── RAW DATA ──

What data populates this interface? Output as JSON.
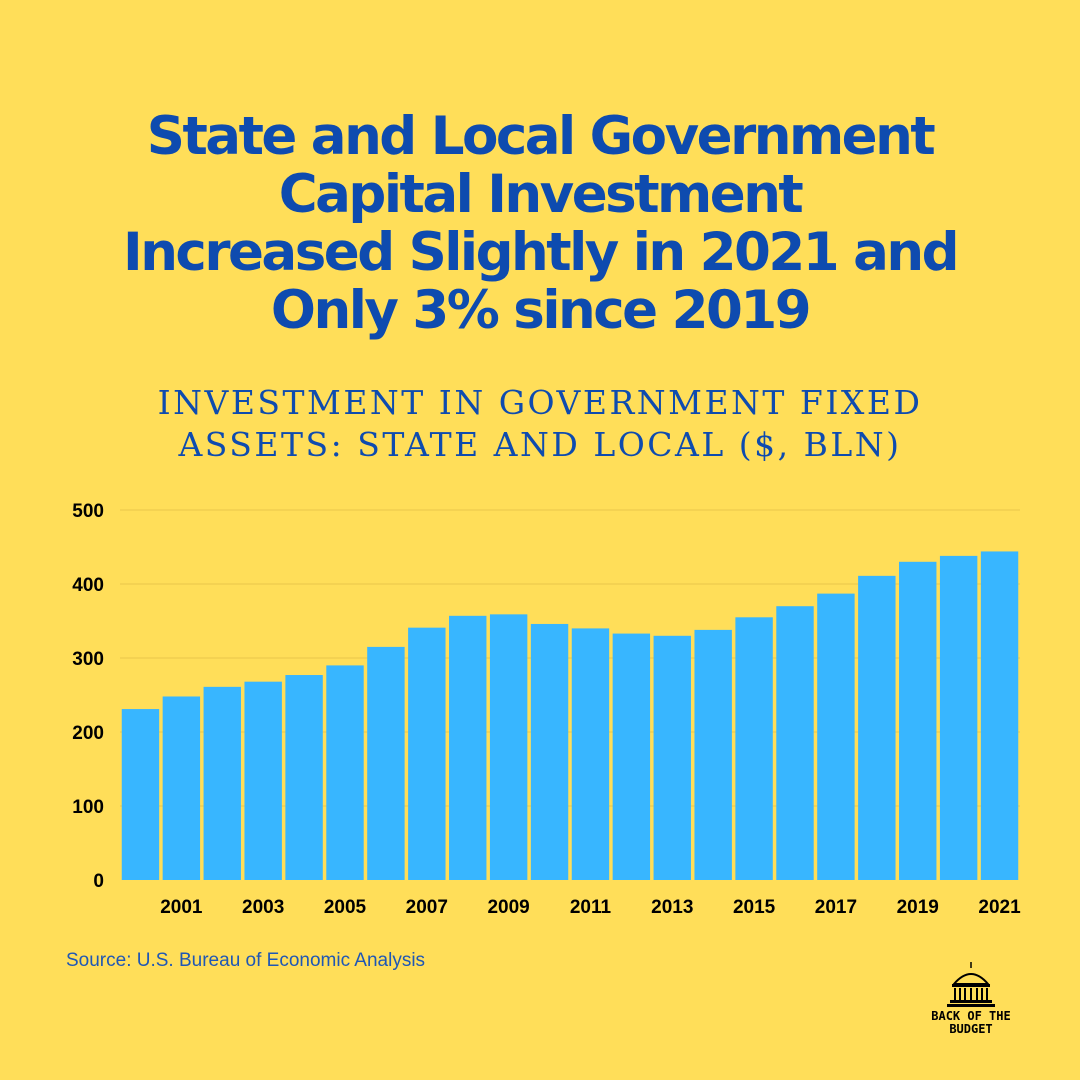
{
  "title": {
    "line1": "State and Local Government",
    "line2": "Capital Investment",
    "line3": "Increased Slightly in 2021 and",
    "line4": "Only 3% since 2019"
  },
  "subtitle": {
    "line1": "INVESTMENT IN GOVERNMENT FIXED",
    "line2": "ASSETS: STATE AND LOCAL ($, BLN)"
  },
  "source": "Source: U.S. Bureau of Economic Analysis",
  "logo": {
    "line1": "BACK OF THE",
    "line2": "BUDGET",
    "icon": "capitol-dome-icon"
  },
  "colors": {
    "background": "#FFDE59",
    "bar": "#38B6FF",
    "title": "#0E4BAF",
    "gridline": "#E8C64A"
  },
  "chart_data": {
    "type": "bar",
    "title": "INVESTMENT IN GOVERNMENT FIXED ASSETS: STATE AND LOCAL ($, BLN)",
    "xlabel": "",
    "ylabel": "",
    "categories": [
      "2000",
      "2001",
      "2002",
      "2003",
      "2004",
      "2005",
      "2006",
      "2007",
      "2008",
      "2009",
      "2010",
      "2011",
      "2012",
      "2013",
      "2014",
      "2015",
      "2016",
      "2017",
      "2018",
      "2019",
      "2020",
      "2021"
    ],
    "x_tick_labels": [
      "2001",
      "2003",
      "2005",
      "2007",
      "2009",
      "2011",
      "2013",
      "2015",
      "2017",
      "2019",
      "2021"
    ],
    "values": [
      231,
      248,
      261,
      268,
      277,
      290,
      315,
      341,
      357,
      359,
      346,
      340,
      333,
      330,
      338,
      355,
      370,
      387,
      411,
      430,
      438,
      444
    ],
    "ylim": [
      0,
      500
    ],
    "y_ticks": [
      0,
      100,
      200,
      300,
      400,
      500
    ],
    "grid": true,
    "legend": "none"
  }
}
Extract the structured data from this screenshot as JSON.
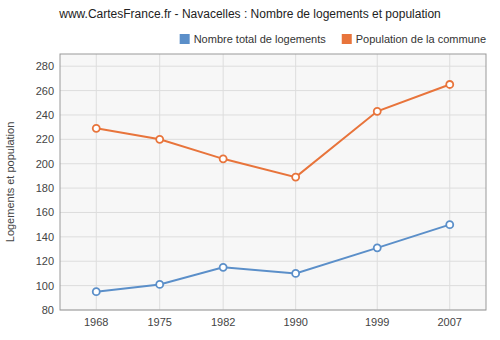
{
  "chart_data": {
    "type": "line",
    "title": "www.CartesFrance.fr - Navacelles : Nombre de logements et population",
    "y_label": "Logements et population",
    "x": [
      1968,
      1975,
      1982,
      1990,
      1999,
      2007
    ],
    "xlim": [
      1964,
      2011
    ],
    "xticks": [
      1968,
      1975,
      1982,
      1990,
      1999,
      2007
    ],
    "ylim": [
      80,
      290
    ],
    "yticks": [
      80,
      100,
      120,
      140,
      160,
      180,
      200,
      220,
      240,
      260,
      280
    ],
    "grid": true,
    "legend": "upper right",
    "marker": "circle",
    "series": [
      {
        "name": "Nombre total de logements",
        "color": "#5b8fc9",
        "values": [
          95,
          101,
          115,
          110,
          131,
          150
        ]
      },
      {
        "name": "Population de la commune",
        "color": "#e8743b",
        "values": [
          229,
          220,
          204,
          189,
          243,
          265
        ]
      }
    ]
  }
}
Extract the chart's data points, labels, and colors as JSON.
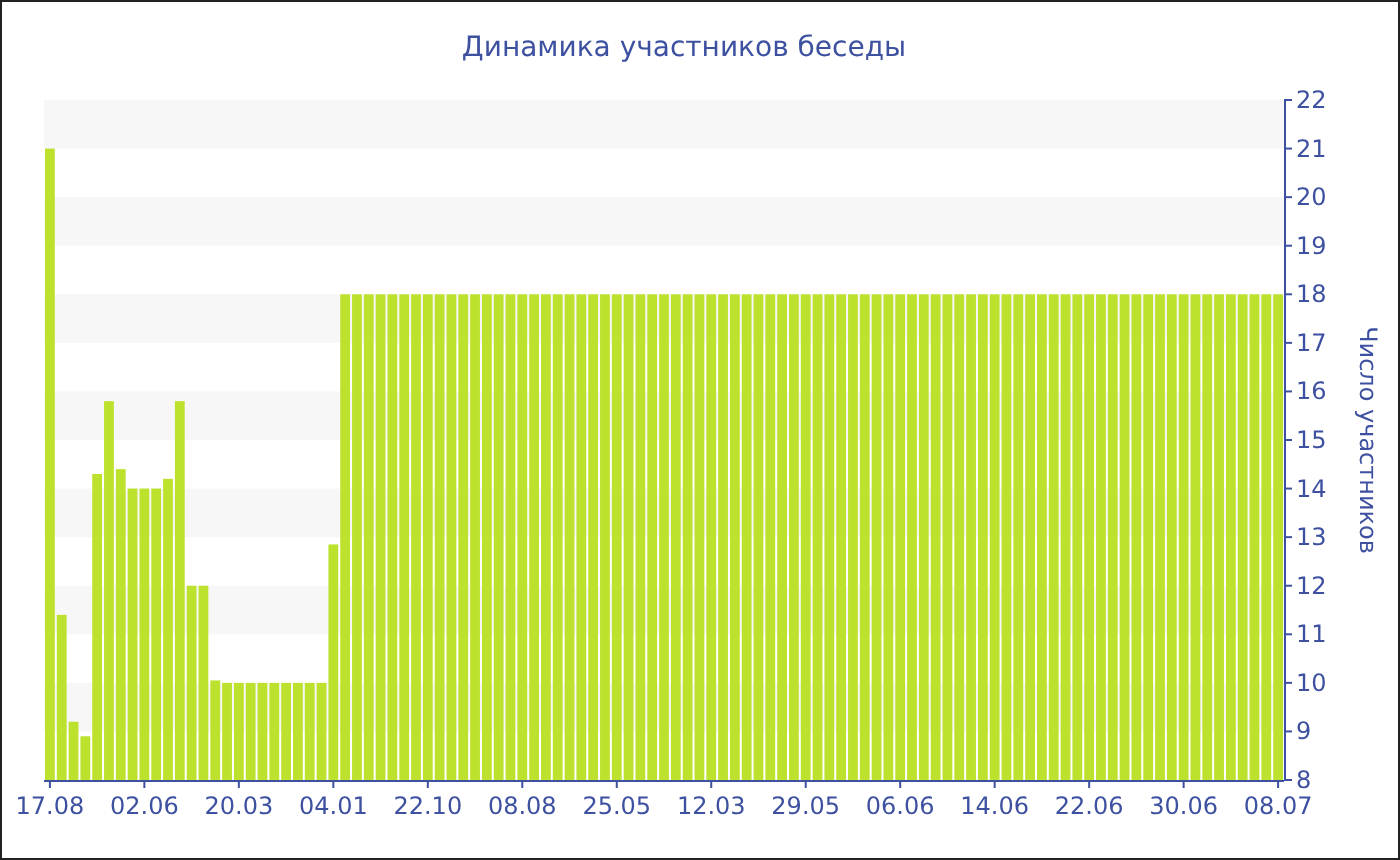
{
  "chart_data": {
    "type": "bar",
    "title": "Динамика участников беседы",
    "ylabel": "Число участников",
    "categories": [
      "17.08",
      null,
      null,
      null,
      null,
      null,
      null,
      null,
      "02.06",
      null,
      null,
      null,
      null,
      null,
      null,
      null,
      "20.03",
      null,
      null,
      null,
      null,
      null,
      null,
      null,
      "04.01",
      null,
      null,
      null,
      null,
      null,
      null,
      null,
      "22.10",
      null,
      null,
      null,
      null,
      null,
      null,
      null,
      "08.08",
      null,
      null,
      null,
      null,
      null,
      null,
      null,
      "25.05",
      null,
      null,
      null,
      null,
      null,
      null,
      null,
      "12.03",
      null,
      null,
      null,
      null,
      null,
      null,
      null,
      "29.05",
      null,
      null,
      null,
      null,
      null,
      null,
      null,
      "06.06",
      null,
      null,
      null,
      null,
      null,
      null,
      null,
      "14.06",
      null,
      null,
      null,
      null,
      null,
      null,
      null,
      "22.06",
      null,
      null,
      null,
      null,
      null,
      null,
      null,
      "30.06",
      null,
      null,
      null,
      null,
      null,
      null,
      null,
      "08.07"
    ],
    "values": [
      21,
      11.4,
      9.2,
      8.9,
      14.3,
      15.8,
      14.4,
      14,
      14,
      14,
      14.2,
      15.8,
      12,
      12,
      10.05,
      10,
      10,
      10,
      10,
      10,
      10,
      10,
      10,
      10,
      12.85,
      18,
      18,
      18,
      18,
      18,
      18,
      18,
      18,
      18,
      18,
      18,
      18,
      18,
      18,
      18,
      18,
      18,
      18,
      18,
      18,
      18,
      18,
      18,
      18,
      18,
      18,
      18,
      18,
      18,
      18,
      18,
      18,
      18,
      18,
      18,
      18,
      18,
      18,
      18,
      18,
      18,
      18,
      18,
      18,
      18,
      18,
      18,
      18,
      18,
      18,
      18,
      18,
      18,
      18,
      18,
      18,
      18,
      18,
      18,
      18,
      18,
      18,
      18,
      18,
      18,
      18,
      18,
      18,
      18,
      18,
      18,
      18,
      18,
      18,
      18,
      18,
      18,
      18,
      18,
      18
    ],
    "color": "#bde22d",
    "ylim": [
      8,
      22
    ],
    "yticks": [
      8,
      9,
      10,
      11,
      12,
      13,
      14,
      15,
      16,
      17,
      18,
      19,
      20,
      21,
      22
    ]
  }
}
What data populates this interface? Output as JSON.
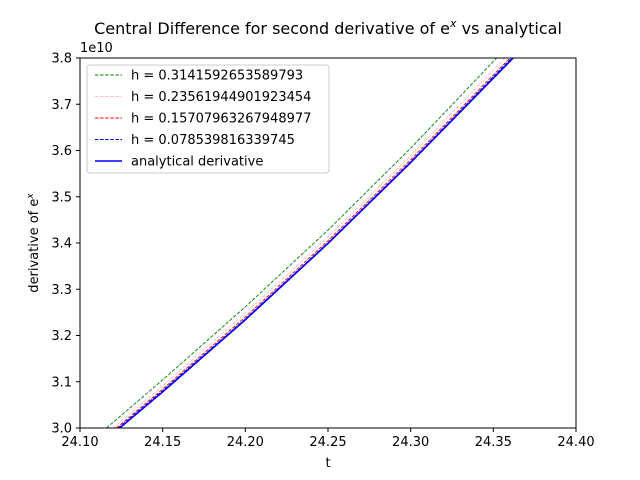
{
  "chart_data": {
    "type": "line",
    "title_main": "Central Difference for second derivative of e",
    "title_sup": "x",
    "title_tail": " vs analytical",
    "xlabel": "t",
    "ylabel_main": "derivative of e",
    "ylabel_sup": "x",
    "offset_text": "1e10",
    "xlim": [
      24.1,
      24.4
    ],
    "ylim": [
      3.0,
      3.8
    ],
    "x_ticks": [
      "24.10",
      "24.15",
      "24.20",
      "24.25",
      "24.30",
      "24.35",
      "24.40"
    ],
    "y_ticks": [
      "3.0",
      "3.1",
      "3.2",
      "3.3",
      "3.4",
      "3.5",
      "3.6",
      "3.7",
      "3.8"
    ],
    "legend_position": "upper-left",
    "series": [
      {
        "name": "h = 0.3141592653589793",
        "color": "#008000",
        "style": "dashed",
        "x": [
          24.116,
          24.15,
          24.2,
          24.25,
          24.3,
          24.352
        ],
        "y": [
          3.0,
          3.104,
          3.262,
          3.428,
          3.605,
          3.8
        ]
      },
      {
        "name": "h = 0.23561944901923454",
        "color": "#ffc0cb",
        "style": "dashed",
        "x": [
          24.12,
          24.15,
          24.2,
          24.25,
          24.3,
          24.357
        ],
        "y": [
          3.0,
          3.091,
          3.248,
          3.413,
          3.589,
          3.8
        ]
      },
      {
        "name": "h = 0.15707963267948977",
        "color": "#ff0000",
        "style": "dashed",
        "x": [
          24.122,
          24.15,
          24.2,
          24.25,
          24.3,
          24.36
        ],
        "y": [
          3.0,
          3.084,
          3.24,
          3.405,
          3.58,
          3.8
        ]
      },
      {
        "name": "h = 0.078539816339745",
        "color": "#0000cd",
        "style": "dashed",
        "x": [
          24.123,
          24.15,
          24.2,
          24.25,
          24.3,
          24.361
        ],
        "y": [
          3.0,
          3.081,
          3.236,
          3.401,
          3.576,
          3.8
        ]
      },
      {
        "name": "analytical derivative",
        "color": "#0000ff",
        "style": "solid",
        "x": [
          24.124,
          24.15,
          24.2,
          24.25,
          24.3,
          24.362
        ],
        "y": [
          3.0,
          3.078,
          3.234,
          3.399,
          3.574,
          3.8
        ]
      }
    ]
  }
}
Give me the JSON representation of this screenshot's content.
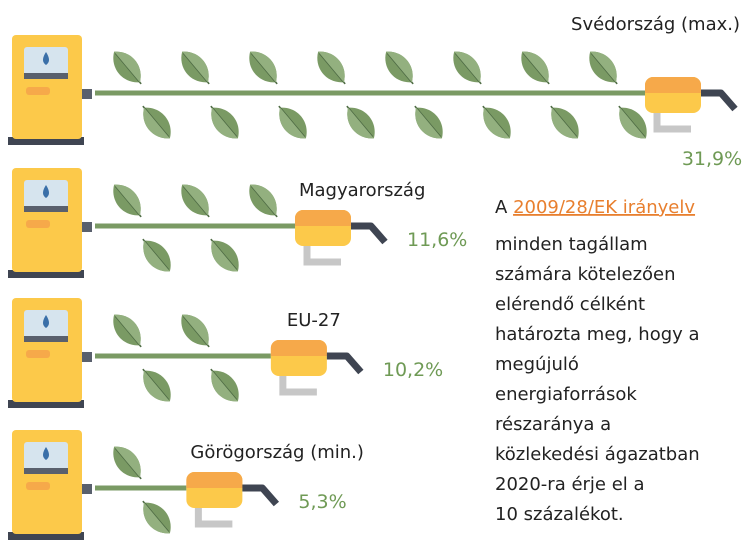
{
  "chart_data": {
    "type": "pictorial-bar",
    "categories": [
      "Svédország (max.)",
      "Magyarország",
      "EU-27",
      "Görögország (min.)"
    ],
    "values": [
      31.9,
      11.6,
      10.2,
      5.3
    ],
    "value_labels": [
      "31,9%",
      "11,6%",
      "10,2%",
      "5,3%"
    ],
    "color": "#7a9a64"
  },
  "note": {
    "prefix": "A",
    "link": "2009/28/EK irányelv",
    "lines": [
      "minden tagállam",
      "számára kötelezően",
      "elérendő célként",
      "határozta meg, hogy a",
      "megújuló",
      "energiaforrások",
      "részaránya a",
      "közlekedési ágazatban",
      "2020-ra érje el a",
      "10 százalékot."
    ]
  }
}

───

== THE PROBLEM ==
Write out, exactly, each line from the one containing "Give me the" down to the final line of the data above. Both of those lines count, and the pictures are left out.

== OUTPUT FOR THIS EXERCISE ==
Give me the JSON representation of this screenshot's content.
{
  "chart_data": {
    "type": "pictorial-bar",
    "categories": [
      "Svédország (max.)",
      "Magyarország",
      "EU-27",
      "Görögország (min.)"
    ],
    "values": [
      31.9,
      11.6,
      10.2,
      5.3
    ],
    "value_labels": [
      "31,9%",
      "11,6%",
      "10,2%",
      "5,3%"
    ],
    "color": "#7a9a64"
  },
  "note": {
    "prefix": "A",
    "link": "2009/28/EK irányelv",
    "lines": [
      "minden tagállam",
      "számára kötelezően",
      "elérendő célként",
      "határozta meg, hogy a",
      "megújuló",
      "energiaforrások",
      "részaránya a",
      "közlekedési ágazatban",
      "2020-ra érje el a",
      "10 százalékot."
    ]
  }
}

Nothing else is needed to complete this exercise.